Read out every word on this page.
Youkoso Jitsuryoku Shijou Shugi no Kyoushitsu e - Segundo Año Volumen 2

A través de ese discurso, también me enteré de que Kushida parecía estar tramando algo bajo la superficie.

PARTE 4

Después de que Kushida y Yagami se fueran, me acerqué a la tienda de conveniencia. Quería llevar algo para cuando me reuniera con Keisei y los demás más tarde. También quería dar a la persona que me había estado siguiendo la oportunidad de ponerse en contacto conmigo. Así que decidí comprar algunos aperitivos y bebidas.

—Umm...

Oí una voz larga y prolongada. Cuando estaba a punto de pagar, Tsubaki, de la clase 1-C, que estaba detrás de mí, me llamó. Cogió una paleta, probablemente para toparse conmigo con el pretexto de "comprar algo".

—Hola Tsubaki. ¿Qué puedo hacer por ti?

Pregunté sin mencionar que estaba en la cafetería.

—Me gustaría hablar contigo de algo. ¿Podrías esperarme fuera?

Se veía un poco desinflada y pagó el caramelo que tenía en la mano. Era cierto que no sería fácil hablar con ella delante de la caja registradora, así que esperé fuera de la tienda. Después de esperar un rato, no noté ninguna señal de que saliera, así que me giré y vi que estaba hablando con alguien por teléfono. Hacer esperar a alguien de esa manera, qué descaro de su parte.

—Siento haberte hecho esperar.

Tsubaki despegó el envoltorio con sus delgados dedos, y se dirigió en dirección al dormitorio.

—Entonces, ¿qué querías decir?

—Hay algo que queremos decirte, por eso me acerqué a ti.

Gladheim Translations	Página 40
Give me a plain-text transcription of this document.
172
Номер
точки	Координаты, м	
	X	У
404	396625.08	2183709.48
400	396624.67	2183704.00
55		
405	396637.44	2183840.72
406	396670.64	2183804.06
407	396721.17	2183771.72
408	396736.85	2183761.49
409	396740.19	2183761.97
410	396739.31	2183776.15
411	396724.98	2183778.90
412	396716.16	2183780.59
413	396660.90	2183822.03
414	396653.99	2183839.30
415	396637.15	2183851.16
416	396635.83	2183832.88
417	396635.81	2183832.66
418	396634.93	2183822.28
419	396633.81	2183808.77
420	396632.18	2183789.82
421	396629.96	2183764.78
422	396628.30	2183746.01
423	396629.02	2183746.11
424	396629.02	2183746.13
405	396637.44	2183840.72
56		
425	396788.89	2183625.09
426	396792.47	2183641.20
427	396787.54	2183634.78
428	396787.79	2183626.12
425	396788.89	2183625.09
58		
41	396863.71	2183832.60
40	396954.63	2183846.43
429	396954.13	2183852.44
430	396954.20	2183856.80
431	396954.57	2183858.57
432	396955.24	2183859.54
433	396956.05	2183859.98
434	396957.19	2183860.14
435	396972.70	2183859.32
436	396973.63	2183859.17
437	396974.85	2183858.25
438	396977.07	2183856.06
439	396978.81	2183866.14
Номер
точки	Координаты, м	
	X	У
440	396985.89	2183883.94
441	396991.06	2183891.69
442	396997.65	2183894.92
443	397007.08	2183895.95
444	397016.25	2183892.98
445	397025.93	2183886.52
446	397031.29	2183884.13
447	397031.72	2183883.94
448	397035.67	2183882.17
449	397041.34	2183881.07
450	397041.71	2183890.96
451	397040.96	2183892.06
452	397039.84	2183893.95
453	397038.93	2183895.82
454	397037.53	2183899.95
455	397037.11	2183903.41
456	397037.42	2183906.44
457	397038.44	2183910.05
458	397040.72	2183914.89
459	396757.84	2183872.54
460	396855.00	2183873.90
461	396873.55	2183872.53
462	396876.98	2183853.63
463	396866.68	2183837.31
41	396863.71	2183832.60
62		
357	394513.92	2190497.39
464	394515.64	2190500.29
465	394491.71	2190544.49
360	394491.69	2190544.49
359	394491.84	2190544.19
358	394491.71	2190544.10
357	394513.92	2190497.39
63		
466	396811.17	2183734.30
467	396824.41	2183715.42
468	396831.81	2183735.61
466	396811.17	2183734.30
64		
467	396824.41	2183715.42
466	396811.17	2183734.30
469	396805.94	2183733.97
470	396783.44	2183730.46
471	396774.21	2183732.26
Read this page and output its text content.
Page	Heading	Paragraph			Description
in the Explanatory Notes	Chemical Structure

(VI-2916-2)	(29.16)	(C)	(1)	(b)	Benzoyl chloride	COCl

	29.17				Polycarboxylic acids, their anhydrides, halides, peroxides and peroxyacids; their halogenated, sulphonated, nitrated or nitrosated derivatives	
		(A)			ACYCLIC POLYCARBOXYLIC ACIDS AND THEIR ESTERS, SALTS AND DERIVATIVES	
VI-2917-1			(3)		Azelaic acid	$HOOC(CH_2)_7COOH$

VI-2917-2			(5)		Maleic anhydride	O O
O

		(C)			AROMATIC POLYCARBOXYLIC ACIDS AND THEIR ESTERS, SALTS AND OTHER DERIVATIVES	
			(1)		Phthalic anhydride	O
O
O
————————
* [TASK INSTRUCTIONS]: The listing above should be transcribed in full, exactly as written.

* [EXERCISE OUTPUT]:
Read out every word on this page.
Youkoso Jitsuryoku Shijou Shugi no Kyoushitsu e - Segundo Año Volumen 2

A través de ese discurso, también me enteré de que Kushida parecía estar tramando algo bajo la superficie.

PARTE 4

Después de que Kushida y Yagami se fueran, me acerqué a la tienda de conveniencia. Quería llevar algo para cuando me reuniera con Keisei y los demás más tarde. También quería dar a la persona que me había estado siguiendo la oportunidad de ponerse en contacto conmigo. Así que decidí comprar algunos aperitivos y bebidas.

—Umm...

Oí una voz larga y prolongada. Cuando estaba a punto de pagar, Tsubaki, de la clase 1-C, que estaba detrás de mí, me llamó. Cogió una paleta, probablemente para toparse conmigo con el pretexto de "comprar algo".

—Hola Tsubaki. ¿Qué puedo hacer por ti?

Pregunté sin mencionar que estaba en la cafetería.

—Me gustaría hablar contigo de algo. ¿Podrías esperarme fuera?

Se veía un poco desinflada y pagó el caramelo que tenía en la mano. Era cierto que no sería fácil hablar con ella delante de la caja registradora, así que esperé fuera de la tienda. Después de esperar un rato, no noté ninguna señal de que saliera, así que me giré y vi que estaba hablando con alguien por teléfono. Hacer esperar a alguien de esa manera, qué descaro de su parte.

—Siento haberte hecho esperar.

Tsubaki despegó el envoltorio con sus delgados dedos, y se dirigió en dirección al dormitorio.

—Entonces, ¿qué querías decir?

—Hay algo que queremos decirte, por eso me acerqué a ti.

Gladheim Translations	Página 40
Give me a plain-text transcription of this document.
172
Номер
точки	Координаты, м	
	X	У
404	396625.08	2183709.48
400	396624.67	2183704.00
55		
405	396637.44	2183840.72
406	396670.64	2183804.06
407	396721.17	2183771.72
408	396736.85	2183761.49
409	396740.19	2183761.97
410	396739.31	2183776.15
411	396724.98	2183778.90
412	396716.16	2183780.59
413	396660.90	2183822.03
414	396653.99	2183839.30
415	396637.15	2183851.16
416	396635.83	2183832.88
417	396635.81	2183832.66
418	396634.93	2183822.28
419	396633.81	2183808.77
420	396632.18	2183789.82
421	396629.96	2183764.78
422	396628.30	2183746.01
423	396629.02	2183746.11
424	396629.02	2183746.13
405	396637.44	2183840.72
56		
425	396788.89	2183625.09
426	396792.47	2183641.20
427	396787.54	2183634.78
428	396787.79	2183626.12
425	396788.89	2183625.09
58		
41	396863.71	2183832.60
40	396954.63	2183846.43
429	396954.13	2183852.44
430	396954.20	2183856.80
431	396954.57	2183858.57
432	396955.24	2183859.54
433	396956.05	2183859.98
434	396957.19	2183860.14
435	396972.70	2183859.32
436	396973.63	2183859.17
437	396974.85	2183858.25
438	396977.07	2183856.06
439	396978.81	2183866.14
Номер
точки	Координаты, м	
	X	У
440	396985.89	2183883.94
441	396991.06	2183891.69
442	396997.65	2183894.92
443	397007.08	2183895.95
444	397016.25	2183892.98
445	397025.93	2183886.52
446	397031.29	2183884.13
447	397031.72	2183883.94
448	397035.67	2183882.17
449	397041.34	2183881.07
450	397041.71	2183890.96
451	397040.96	2183892.06
452	397039.84	2183893.95
453	397038.93	2183895.82
454	397037.53	2183899.95
455	397037.11	2183903.41
456	397037.42	2183906.44
457	397038.44	2183910.05
458	397040.72	2183914.89
459	396757.84	2183872.54
460	396855.00	2183873.90
461	396873.55	2183872.53
462	396876.98	2183853.63
463	396866.68	2183837.31
41	396863.71	2183832.60
62		
357	394513.92	2190497.39
464	394515.64	2190500.29
465	394491.71	2190544.49
360	394491.69	2190544.49
359	394491.84	2190544.19
358	394491.71	2190544.10
357	394513.92	2190497.39
63		
466	396811.17	2183734.30
467	396824.41	2183715.42
468	396831.81	2183735.61
466	396811.17	2183734.30
64		
467	396824.41	2183715.42
466	396811.17	2183734.30
469	396805.94	2183733.97
470	396783.44	2183730.46
471	396774.21	2183732.26
Read this page and output its text content.
Page	Heading	Paragraph			Description
in the Explanatory Notes	Chemical Structure

(VI-2916-2)	(29.16)	(C)	(1)	(b)	Benzoyl chloride	COCl

	29.17				Polycarboxylic acids, their anhydrides, halides, peroxides and peroxyacids; their halogenated, sulphonated, nitrated or nitrosated derivatives	
		(A)			ACYCLIC POLYCARBOXYLIC ACIDS AND THEIR ESTERS, SALTS AND DERIVATIVES	
VI-2917-1			(3)		Azelaic acid	$HOOC(CH_2)_7COOH$

VI-2917-2			(5)		Maleic anhydride	O O
O

		(C)			AROMATIC POLYCARBOXYLIC ACIDS AND THEIR ESTERS, SALTS AND OTHER DERIVATIVES	
			(1)		Phthalic anhydride	O
O
O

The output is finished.